_Records for this task:_
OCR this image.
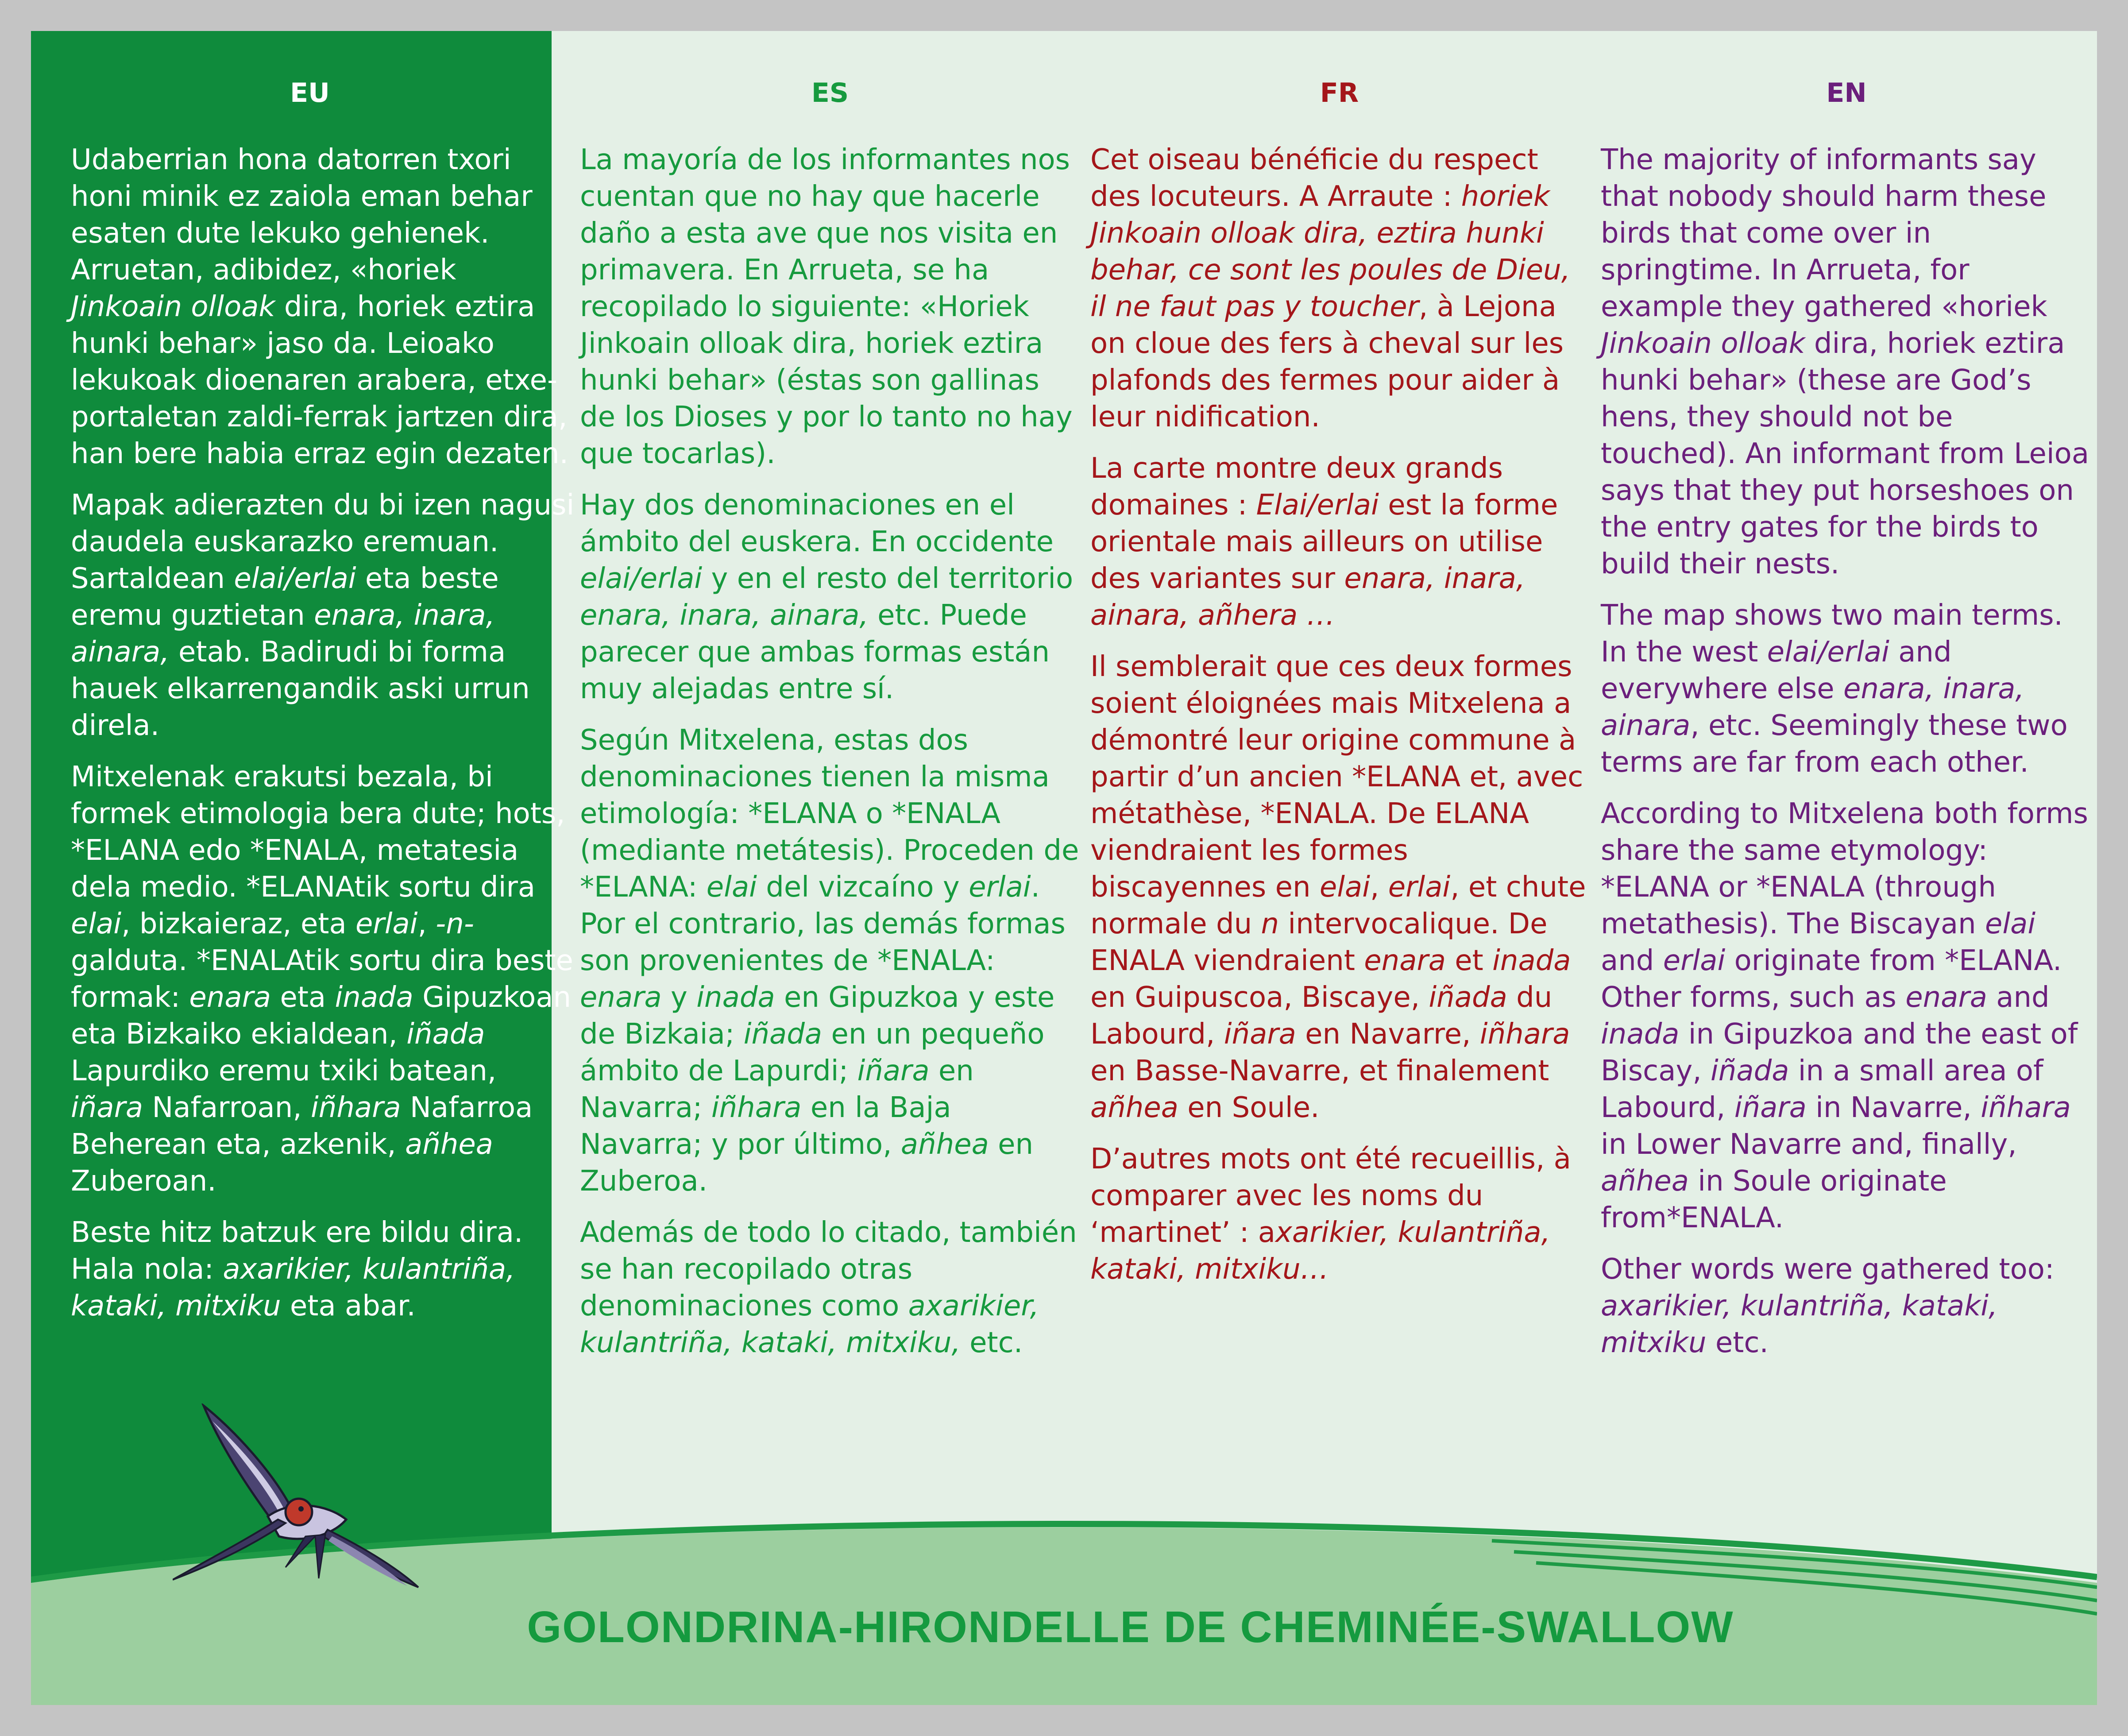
EU

Udaberrian hona datorren txori honi minik ez zaiola eman behar esaten dute lekuko gehienek. Arruetan, adibidez, «horiek Jinkoain olloak dira, horiek eztira hunki behar» jaso da. Leioako lekukoak dioenaren arabera, etxe-portaletan zaldi-ferrak jartzen dira, han bere habia erraz egin dezaten.

Mapak adierazten du bi izen nagusi daudela euskarazko eremuan. Sartaldean elai/erlai eta beste eremu guztietan enara, inara, ainara, etab. Badirudi bi forma hauek elkarrengandik aski urrun direla.

Mitxelenak erakutsi bezala, bi formek etimologia bera dute; hots, *ELANA edo *ENALA, metatesia dela medio. *ELANAtik sortu dira elai, bizkaieraz, eta erlai, -n- galduta. *ENALAtik sortu dira beste formak: enara eta inada Gipuzkoan eta Bizkaiko ekialdean, iñada Lapurdiko eremu txiki batean, iñara Nafarroan, iñhara Nafarroa Beherean eta, azkenik, añhea Zuberoan.

Beste hitz batzuk ere bildu dira. Hala nola: axarikier, kulantriña, kataki, mitxiku eta abar.

ES

La mayoría de los informantes nos cuentan que no hay que hacerle daño a esta ave que nos visita en primavera. En Arrueta, se ha recopilado lo siguiente: «Horiek Jinkoain olloak dira, horiek eztira hunki behar» (éstas son gallinas de los Dioses y por lo tanto no hay que tocarlas).

Hay dos denominaciones en el ámbito del euskera. En occidente elai/erlai y en el resto del territorio enara, inara, ainara, etc. Puede parecer que ambas formas están muy alejadas entre sí.

Según Mitxelena, estas dos denominaciones tienen la misma etimología: *ELANA o *ENALA (mediante metátesis). Proceden de *ELANA: elai del vizcaíno y erlai. Por el contrario, las demás formas son provenientes de *ENALA: enara y inada en Gipuzkoa y este de Bizkaia; iñada en un pequeño ámbito de Lapurdi; iñara en Navarra; iñhara en la Baja Navarra; y por último, añhea en Zuberoa.

Además de todo lo citado, también se han recopilado otras denominaciones como axarikier, kulantriña, kataki, mitxiku, etc.

FR

Cet oiseau bénéficie du respect des locuteurs. A Arraute : horiek Jinkoain olloak dira, eztira hunki behar, ce sont les poules de Dieu, il ne faut pas y toucher, à Lejona on cloue des fers à cheval sur les plafonds des fermes pour aider à leur nidification.

La carte montre deux grands domaines : Elai/erlai est la forme orientale mais ailleurs on utilise des variantes sur enara, inara, ainara, añhera …

Il semblerait que ces deux formes soient éloignées mais Mitxelena a démontré leur origine commune à partir d’un ancien *ELANA et, avec métathèse, *ENALA. De ELANA viendraient les formes biscayennes en elai, erlai, et chute normale du n intervocalique. De ENALA viendraient enara et inada en Guipuscoa, Biscaye, iñada du Labourd, iñara en Navarre, iñhara en Basse-Navarre, et finalement añhea en Soule.

D’autres mots ont été recueillis, à comparer avec les noms du ‘martinet’ : axarikier, kulantriña, kataki, mitxiku…

EN

The majority of informants say that nobody should harm these birds that come over in springtime. In Arrueta, for example they gathered «horiek Jinkoain olloak dira, horiek eztira hunki behar» (these are God’s hens, they should not be touched). An informant from Leioa says that they put horseshoes on the entry gates for the birds to build their nests.

The map shows two main terms. In the west elai/erlai and everywhere else enara, inara, ainara, etc. Seemingly these two terms are far from each other.

According to Mitxelena both forms share the same etymology: *ELANA or *ENALA (through metathesis). The Biscayan elai and erlai originate from *ELANA. Other forms, such as enara and inada in Gipuzkoa and the east of Biscay, iñada in a small area of Labourd, iñara in Navarre, iñhara in Lower Navarre and, finally, añhea in Soule originate from*ENALA.

Other words were gathered too: axarikier, kulantriña, kataki, mitxiku etc.

GOLONDRINA-HIRONDELLE DE CHEMINÉE-SWALLOW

_Given exercise:_
Copy, from the material, each line that holds the string "eremu".

_Answer for the task:_
Mapak adierazten du bi izen nagusi daudela euskarazko eremuan. Sartaldean elai/erlai eta beste eremu guztietan enara, inara, ainara, etab. Badirudi bi forma hauek elkarrengandik aski urrun direla.
Mitxelenak erakutsi bezala, bi formek etimologia bera dute; hots, *ELANA edo *ENALA, metatesia dela medio. *ELANAtik sortu dira elai, bizkaieraz, eta erlai, -n- galduta. *ENALAtik sortu dira beste formak: enara eta inada Gipuzkoan eta Bizkaiko ekialdean, iñada Lapurdiko eremu txiki batean, iñara Nafarroan, iñhara Nafarroa Beherean eta, azkenik, añhea Zuberoan.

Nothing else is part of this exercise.